GIVEN DATA
....................

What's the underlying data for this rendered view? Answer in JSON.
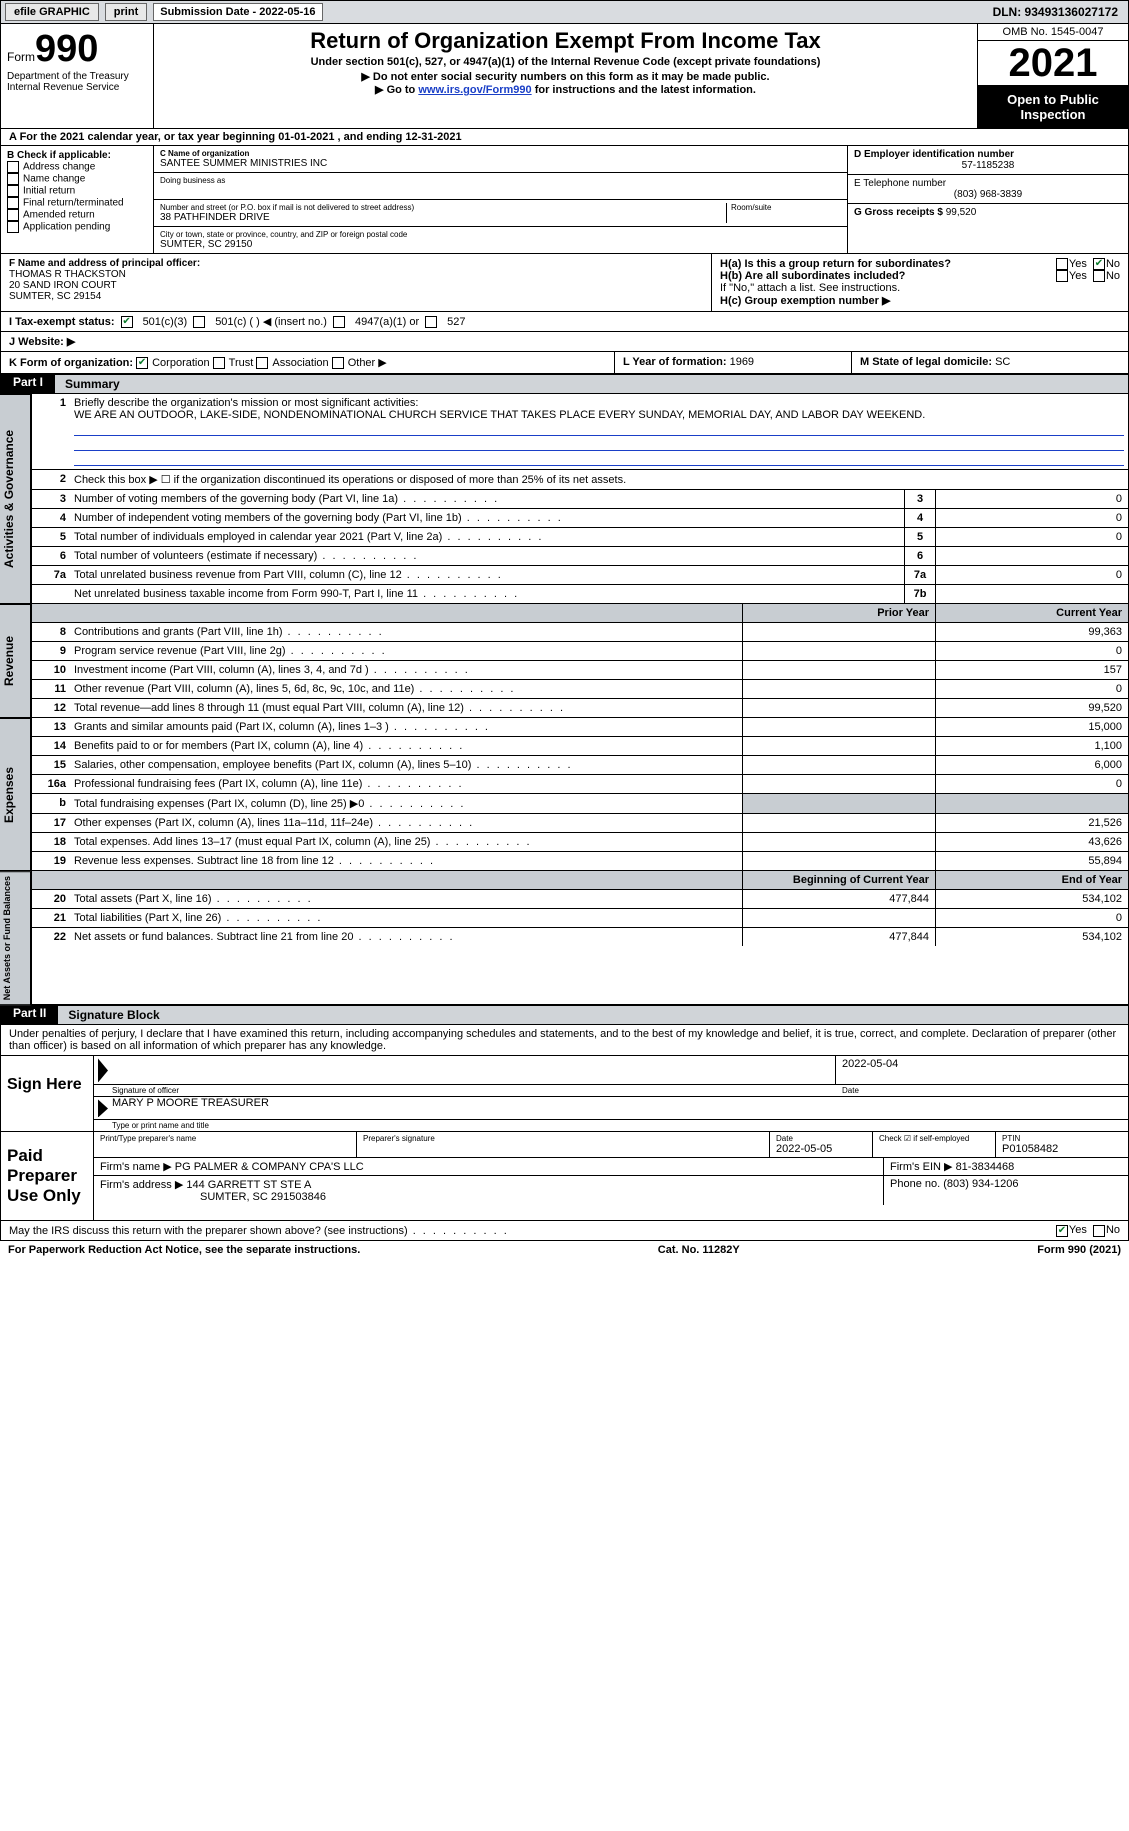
{
  "topbar": {
    "efile": "efile GRAPHIC",
    "print": "print",
    "sub_label": "Submission Date - 2022-05-16",
    "dln": "DLN: 93493136027172"
  },
  "header": {
    "form_word": "Form",
    "form_num": "990",
    "dept": "Department of the Treasury",
    "irs": "Internal Revenue Service",
    "title": "Return of Organization Exempt From Income Tax",
    "sub": "Under section 501(c), 527, or 4947(a)(1) of the Internal Revenue Code (except private foundations)",
    "note1": "▶ Do not enter social security numbers on this form as it may be made public.",
    "note2_pre": "▶ Go to ",
    "note2_link": "www.irs.gov/Form990",
    "note2_post": " for instructions and the latest information.",
    "omb": "OMB No. 1545-0047",
    "year": "2021",
    "inspect": "Open to Public Inspection"
  },
  "period": "A For the 2021 calendar year, or tax year beginning 01-01-2021   , and ending 12-31-2021",
  "sectionB": {
    "label": "B Check if applicable:",
    "items": [
      "Address change",
      "Name change",
      "Initial return",
      "Final return/terminated",
      "Amended return",
      "Application pending"
    ]
  },
  "sectionC": {
    "name_lbl": "C Name of organization",
    "name": "SANTEE SUMMER MINISTRIES INC",
    "dba_lbl": "Doing business as",
    "addr_lbl": "Number and street (or P.O. box if mail is not delivered to street address)",
    "room_lbl": "Room/suite",
    "addr": "38 PATHFINDER DRIVE",
    "city_lbl": "City or town, state or province, country, and ZIP or foreign postal code",
    "city": "SUMTER, SC  29150"
  },
  "sectionD": {
    "lbl": "D Employer identification number",
    "val": "57-1185238"
  },
  "sectionE": {
    "lbl": "E Telephone number",
    "val": "(803) 968-3839"
  },
  "sectionG": {
    "lbl": "G Gross receipts $",
    "val": "99,520"
  },
  "sectionF": {
    "lbl": "F Name and address of principal officer:",
    "name": "THOMAS R THACKSTON",
    "line2": "20 SAND IRON COURT",
    "line3": "SUMTER, SC  29154"
  },
  "sectionH": {
    "a_lbl": "H(a)  Is this a group return for subordinates?",
    "b_lbl": "H(b)  Are all subordinates included?",
    "b_note": "If \"No,\" attach a list. See instructions.",
    "c_lbl": "H(c)  Group exemption number ▶",
    "yes": "Yes",
    "no": "No"
  },
  "sectionI": {
    "lbl": "I   Tax-exempt status:",
    "opts": [
      "501(c)(3)",
      "501(c) (  ) ◀ (insert no.)",
      "4947(a)(1) or",
      "527"
    ]
  },
  "sectionJ": {
    "lbl": "J   Website: ▶"
  },
  "sectionK": {
    "lbl": "K Form of organization:",
    "opts": [
      "Corporation",
      "Trust",
      "Association",
      "Other ▶"
    ]
  },
  "sectionL": {
    "lbl": "L Year of formation:",
    "val": "1969"
  },
  "sectionM": {
    "lbl": "M State of legal domicile:",
    "val": "SC"
  },
  "part1": {
    "label": "Part I",
    "title": "Summary",
    "vtab1": "Activities & Governance",
    "vtab2": "Revenue",
    "vtab3": "Expenses",
    "vtab4": "Net Assets or Fund Balances",
    "l1_lbl": "Briefly describe the organization's mission or most significant activities:",
    "l1_txt": "WE ARE AN OUTDOOR, LAKE-SIDE, NONDENOMINATIONAL CHURCH SERVICE THAT TAKES PLACE EVERY SUNDAY, MEMORIAL DAY, AND LABOR DAY WEEKEND.",
    "l2": "Check this box ▶ ☐ if the organization discontinued its operations or disposed of more than 25% of its net assets.",
    "rows_a": [
      {
        "n": "3",
        "d": "Number of voting members of the governing body (Part VI, line 1a)",
        "b": "3",
        "v": "0"
      },
      {
        "n": "4",
        "d": "Number of independent voting members of the governing body (Part VI, line 1b)",
        "b": "4",
        "v": "0"
      },
      {
        "n": "5",
        "d": "Total number of individuals employed in calendar year 2021 (Part V, line 2a)",
        "b": "5",
        "v": "0"
      },
      {
        "n": "6",
        "d": "Total number of volunteers (estimate if necessary)",
        "b": "6",
        "v": ""
      },
      {
        "n": "7a",
        "d": "Total unrelated business revenue from Part VIII, column (C), line 12",
        "b": "7a",
        "v": "0"
      },
      {
        "n": "",
        "d": "Net unrelated business taxable income from Form 990-T, Part I, line 11",
        "b": "7b",
        "v": ""
      }
    ],
    "hdr_py": "Prior Year",
    "hdr_cy": "Current Year",
    "rows_r": [
      {
        "n": "8",
        "d": "Contributions and grants (Part VIII, line 1h)",
        "py": "",
        "cy": "99,363"
      },
      {
        "n": "9",
        "d": "Program service revenue (Part VIII, line 2g)",
        "py": "",
        "cy": "0"
      },
      {
        "n": "10",
        "d": "Investment income (Part VIII, column (A), lines 3, 4, and 7d )",
        "py": "",
        "cy": "157"
      },
      {
        "n": "11",
        "d": "Other revenue (Part VIII, column (A), lines 5, 6d, 8c, 9c, 10c, and 11e)",
        "py": "",
        "cy": "0"
      },
      {
        "n": "12",
        "d": "Total revenue—add lines 8 through 11 (must equal Part VIII, column (A), line 12)",
        "py": "",
        "cy": "99,520"
      }
    ],
    "rows_e": [
      {
        "n": "13",
        "d": "Grants and similar amounts paid (Part IX, column (A), lines 1–3 )",
        "py": "",
        "cy": "15,000"
      },
      {
        "n": "14",
        "d": "Benefits paid to or for members (Part IX, column (A), line 4)",
        "py": "",
        "cy": "1,100"
      },
      {
        "n": "15",
        "d": "Salaries, other compensation, employee benefits (Part IX, column (A), lines 5–10)",
        "py": "",
        "cy": "6,000"
      },
      {
        "n": "16a",
        "d": "Professional fundraising fees (Part IX, column (A), line 11e)",
        "py": "",
        "cy": "0"
      },
      {
        "n": "b",
        "d": "Total fundraising expenses (Part IX, column (D), line 25) ▶0",
        "py": "shade",
        "cy": "shade"
      },
      {
        "n": "17",
        "d": "Other expenses (Part IX, column (A), lines 11a–11d, 11f–24e)",
        "py": "",
        "cy": "21,526"
      },
      {
        "n": "18",
        "d": "Total expenses. Add lines 13–17 (must equal Part IX, column (A), line 25)",
        "py": "",
        "cy": "43,626"
      },
      {
        "n": "19",
        "d": "Revenue less expenses. Subtract line 18 from line 12",
        "py": "",
        "cy": "55,894"
      }
    ],
    "hdr_by": "Beginning of Current Year",
    "hdr_ey": "End of Year",
    "rows_n": [
      {
        "n": "20",
        "d": "Total assets (Part X, line 16)",
        "py": "477,844",
        "cy": "534,102"
      },
      {
        "n": "21",
        "d": "Total liabilities (Part X, line 26)",
        "py": "",
        "cy": "0"
      },
      {
        "n": "22",
        "d": "Net assets or fund balances. Subtract line 21 from line 20",
        "py": "477,844",
        "cy": "534,102"
      }
    ]
  },
  "part2": {
    "label": "Part II",
    "title": "Signature Block",
    "decl": "Under penalties of perjury, I declare that I have examined this return, including accompanying schedules and statements, and to the best of my knowledge and belief, it is true, correct, and complete. Declaration of preparer (other than officer) is based on all information of which preparer has any knowledge."
  },
  "sign": {
    "lbl": "Sign Here",
    "sig_lbl": "Signature of officer",
    "date_lbl": "Date",
    "date": "2022-05-04",
    "name": "MARY P MOORE  TREASURER",
    "name_lbl": "Type or print name and title"
  },
  "paid": {
    "lbl": "Paid Preparer Use Only",
    "h1": "Print/Type preparer's name",
    "h2": "Preparer's signature",
    "h3": "Date",
    "h3v": "2022-05-05",
    "h4": "Check ☑ if self-employed",
    "h5": "PTIN",
    "h5v": "P01058482",
    "firm_lbl": "Firm's name    ▶",
    "firm": "PG PALMER & COMPANY CPA'S LLC",
    "ein_lbl": "Firm's EIN ▶",
    "ein": "81-3834468",
    "addr_lbl": "Firm's address ▶",
    "addr1": "144 GARRETT ST STE A",
    "addr2": "SUMTER, SC  291503846",
    "ph_lbl": "Phone no.",
    "ph": "(803) 934-1206"
  },
  "discuss": {
    "q": "May the IRS discuss this return with the preparer shown above? (see instructions)",
    "yes": "Yes",
    "no": "No"
  },
  "footer": {
    "l": "For Paperwork Reduction Act Notice, see the separate instructions.",
    "c": "Cat. No. 11282Y",
    "r": "Form 990 (2021)"
  }
}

....................

PROBLEM TO SOLVE
Of the lines in this material, state how many hold the string "members". Write no other words.

RESPONSE TO THE EXERCISE
3